Exercise description:
Read through the data and report every line in which the word "type" occurs.

—————

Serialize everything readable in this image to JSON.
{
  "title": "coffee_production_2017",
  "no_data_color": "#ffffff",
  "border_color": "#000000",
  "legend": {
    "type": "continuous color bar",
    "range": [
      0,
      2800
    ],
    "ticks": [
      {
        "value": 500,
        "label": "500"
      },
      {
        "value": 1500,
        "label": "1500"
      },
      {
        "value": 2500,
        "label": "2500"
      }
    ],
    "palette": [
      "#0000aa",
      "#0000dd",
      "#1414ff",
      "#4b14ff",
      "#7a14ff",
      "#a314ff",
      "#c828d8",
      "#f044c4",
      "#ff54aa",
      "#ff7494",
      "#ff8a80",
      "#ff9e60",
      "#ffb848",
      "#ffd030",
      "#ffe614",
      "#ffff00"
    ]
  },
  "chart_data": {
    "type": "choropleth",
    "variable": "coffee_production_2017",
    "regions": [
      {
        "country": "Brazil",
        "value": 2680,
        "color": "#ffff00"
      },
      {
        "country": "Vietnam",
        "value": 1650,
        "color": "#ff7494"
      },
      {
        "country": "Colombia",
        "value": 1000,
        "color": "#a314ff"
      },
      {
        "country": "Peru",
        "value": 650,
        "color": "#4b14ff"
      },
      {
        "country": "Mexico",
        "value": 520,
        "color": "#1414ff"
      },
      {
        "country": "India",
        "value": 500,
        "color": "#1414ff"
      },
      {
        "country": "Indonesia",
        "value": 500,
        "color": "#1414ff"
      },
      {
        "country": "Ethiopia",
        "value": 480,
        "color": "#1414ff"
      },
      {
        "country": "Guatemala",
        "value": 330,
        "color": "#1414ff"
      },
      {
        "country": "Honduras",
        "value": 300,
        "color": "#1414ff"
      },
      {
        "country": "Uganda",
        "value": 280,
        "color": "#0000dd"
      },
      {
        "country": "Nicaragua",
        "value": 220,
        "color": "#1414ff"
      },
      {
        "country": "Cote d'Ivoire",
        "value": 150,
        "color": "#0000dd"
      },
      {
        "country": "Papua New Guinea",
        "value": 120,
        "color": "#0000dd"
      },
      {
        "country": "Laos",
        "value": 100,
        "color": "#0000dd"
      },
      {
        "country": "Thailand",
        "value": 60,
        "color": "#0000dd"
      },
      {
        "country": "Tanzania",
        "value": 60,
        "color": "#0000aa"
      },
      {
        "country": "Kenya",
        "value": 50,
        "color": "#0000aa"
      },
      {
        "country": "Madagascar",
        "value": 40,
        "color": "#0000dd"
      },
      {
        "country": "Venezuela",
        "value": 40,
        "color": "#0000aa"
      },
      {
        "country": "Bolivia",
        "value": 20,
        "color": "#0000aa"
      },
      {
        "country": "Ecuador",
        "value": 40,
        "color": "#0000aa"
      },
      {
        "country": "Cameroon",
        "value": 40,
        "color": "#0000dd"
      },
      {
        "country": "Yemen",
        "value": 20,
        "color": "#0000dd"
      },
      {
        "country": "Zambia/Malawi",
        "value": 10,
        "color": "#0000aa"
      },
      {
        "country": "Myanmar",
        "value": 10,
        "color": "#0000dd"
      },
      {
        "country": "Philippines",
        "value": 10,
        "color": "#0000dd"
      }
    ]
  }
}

—————

Full answer:
    "type": "continuous color bar",
    "type": "choropleth",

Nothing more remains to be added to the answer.